▶ **EXERCISE SET**:
1 - Decide whether each statement agrees with the search intent notebook below, answering yes or no and quoting the deciding words: (a) the simple Wolfram utterances are loaded from a file named wolfram_simple_utterances.json; (b) the entity check loads the spaCy model en_core_web_lg; (c) the DuckDuckGo query string sets the format to XML.
2 - Please list every source of sample utterances named in the opening description of the search intent notebook.
3 - In the search intent notebook, which field of the DuckDuckGo response does the search_ddg function return when that field is present?

▶ **PAGE EXTRACT**:
------

# Experiments Creating Search Intent Sample Utterances

Some example scripts and experiments to generate sample utterances sources including stackoverflow top questions, top google keyword searches, Wolfram|Alpha example queries, popular pages on Wikipedia.

# Google Search Intents

In [None]:
# import the wolfram intents
import os, json, sys, re
path_to_json = "intents-exports/"
with open(os.path.join(path_to_json, "wolfram_simple_utterances.json")) as wa_simple_file:
    wa_simple = json.load(wa_simple_file)
with open(os.path.join(path_to_json, "wolfram_complex_utterances.json")) as wa_complex_file:
    wa_complex = json.load(wa_complex_file)
      

# DDG Instant Answer Intents

Determine queries that are entities/categories suitable for wiki/ddg

In [None]:
import requests
response = ''
def search_ddg(query):
    ddg_url = "https://duckduckgo-duckduckgo-zero-click-info.p.rapidapi.com/"

    ddg_querystring = {"q":query,"no_redirect":"1","no_html":"1","skip_disambig":"1","format":"json"}

    ddg_headers = {
        'x-rapidapi-key': "** key here ***",
        'x-rapidapi-host': "duckduckgo-duckduckgo-zero-click-info.p.rapidapi.com"
        }

    try:
        ddg_response = json.loads(requests.request("GET", ddg_url, headers=ddg_headers, params=ddg_querystring).text)
    except: 
        return ''
    if 'AbstractText' in ddg_response:
        response = ddg_response["AbstractText"]
    else:
        response = ''
    return response


In [None]:
wa_simple_ddg = []
for query in wa_simple["simple"]:
    ddg_result = search_ddg(query)
    print(query + ":\n" + ddg_result)
    if ddg_result:
        wa_simple_ddg.append(query)
for query in wa_complex["complex"]:
    ddg_result = search_ddg(query)
    print(query + ":\n" + ddg_result)
    if ddg_result:
        wa_simple_ddg.append(query) 
wa_simple_ddg

In [None]:
len(wa_simple_ddg)

In [None]:
# Check if is entity using spacy
import spacy
import en_core_web_sm
nlp = en_core_web_sm.load()
def get_entities(text):
    doc = nlp(text)
    ent_list = []
    for ent in doc.ents:
        ent_list.append(ent.text)
    return ent_list

for query in wa_complex["complex"]:
    entities = get_entities(query)
    #print(entities)
    if len(entities) == 1 and query == entities:
        print(query + ":\n" + str(entities))

In [None]:
get_entities("horse")

In [None]:
# Create filtered list of Wolfram simple and complex intents without entities samples
wa_simple_filtered = []
wa_complex_filtered = []
for i in wa_simple["simple"]:
    if i not in wa_simple_ddg:
        wa_simple_filtered.append(i)
for i in wa_complex["complex"]:
    if i not in wa_simple_ddg:
        wa_complex_filtered.append(i)

------

▶ **DATASET ROWS**:

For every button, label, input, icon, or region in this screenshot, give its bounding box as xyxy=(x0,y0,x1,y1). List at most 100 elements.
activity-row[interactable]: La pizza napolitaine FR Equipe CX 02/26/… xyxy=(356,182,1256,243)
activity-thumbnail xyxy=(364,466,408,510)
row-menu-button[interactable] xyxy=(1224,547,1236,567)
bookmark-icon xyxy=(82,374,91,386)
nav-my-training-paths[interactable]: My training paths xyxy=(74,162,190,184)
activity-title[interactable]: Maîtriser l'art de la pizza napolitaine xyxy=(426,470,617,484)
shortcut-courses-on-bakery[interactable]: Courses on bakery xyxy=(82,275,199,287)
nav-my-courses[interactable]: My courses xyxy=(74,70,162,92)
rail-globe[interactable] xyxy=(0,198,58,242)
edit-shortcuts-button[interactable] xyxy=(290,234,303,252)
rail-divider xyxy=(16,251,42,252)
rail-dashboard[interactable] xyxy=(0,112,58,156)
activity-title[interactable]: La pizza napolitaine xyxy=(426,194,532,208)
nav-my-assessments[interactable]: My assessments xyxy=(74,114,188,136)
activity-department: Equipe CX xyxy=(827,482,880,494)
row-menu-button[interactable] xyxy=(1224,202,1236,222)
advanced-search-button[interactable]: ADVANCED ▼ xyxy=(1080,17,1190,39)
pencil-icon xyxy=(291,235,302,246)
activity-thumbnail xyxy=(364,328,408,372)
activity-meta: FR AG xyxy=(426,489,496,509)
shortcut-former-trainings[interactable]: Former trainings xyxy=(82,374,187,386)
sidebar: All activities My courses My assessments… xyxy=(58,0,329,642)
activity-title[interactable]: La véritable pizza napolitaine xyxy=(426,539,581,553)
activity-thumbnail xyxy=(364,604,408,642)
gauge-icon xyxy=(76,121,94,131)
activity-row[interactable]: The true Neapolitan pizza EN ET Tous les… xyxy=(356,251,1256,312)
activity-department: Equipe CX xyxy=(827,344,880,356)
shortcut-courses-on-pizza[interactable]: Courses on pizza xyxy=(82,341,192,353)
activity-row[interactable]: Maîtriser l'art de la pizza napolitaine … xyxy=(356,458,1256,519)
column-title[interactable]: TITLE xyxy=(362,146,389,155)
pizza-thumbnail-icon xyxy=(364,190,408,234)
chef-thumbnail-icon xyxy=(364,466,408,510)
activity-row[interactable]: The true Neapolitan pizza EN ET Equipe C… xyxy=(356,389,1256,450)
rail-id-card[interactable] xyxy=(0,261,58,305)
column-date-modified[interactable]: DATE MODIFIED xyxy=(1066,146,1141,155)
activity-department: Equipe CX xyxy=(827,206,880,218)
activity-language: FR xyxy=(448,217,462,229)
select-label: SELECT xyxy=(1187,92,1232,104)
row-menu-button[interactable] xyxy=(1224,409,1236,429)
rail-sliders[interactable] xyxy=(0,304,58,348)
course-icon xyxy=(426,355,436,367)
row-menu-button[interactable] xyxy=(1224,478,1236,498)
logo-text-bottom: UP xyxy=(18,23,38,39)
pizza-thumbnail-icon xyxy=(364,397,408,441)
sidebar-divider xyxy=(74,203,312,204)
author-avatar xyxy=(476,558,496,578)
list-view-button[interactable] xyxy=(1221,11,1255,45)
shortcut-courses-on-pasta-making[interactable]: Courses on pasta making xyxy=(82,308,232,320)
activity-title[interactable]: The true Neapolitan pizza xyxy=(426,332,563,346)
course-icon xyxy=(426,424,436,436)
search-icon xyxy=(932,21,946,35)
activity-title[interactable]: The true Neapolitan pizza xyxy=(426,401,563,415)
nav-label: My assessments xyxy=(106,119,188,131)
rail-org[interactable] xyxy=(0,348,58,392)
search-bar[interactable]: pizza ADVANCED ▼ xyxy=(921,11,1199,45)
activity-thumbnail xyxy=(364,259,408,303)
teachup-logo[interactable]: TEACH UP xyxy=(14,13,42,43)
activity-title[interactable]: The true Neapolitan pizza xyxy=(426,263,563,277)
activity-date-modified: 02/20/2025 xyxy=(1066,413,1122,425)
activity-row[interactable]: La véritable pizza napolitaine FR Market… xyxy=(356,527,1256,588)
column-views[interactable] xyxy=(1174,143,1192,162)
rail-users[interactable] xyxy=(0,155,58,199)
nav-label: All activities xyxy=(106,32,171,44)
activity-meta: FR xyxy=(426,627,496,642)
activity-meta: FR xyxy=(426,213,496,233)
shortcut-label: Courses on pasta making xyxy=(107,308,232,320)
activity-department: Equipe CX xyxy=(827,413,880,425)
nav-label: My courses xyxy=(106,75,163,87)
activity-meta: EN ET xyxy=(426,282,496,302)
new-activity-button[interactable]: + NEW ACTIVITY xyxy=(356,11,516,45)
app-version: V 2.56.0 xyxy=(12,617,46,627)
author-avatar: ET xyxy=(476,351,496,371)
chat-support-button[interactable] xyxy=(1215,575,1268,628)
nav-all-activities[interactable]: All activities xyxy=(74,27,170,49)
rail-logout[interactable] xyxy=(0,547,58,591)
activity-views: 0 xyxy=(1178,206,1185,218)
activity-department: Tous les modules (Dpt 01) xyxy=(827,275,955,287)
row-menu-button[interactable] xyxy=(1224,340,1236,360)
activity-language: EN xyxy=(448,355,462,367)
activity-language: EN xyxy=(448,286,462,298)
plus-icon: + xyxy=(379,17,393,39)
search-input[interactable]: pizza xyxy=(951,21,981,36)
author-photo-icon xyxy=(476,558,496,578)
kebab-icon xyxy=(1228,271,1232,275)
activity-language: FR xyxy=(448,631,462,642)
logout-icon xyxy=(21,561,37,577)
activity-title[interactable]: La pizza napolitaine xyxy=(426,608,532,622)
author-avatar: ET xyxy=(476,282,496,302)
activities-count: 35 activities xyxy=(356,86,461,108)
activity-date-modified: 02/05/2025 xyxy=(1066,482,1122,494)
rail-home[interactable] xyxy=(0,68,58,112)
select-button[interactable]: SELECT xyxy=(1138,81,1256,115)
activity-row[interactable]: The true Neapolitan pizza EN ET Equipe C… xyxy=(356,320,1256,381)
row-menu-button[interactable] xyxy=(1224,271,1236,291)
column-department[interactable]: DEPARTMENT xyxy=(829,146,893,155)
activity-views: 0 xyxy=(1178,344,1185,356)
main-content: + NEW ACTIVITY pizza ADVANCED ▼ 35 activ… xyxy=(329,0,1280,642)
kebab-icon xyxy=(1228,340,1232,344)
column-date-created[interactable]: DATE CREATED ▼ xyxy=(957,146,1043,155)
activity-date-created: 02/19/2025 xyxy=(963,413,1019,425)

------

▶ **LIST OF SOLUTIONS**:
1 -
(a) Yes: "wolfram_simple_utterances.json"
(b) No: "nlp = en_core_web_sm.load()"
(c) No: "format":"json"

2 -
- stackoverflow top questions
- top google keyword searches
- Wolfram|Alpha example queries
- popular pages on Wikipedia

3 - AbstractText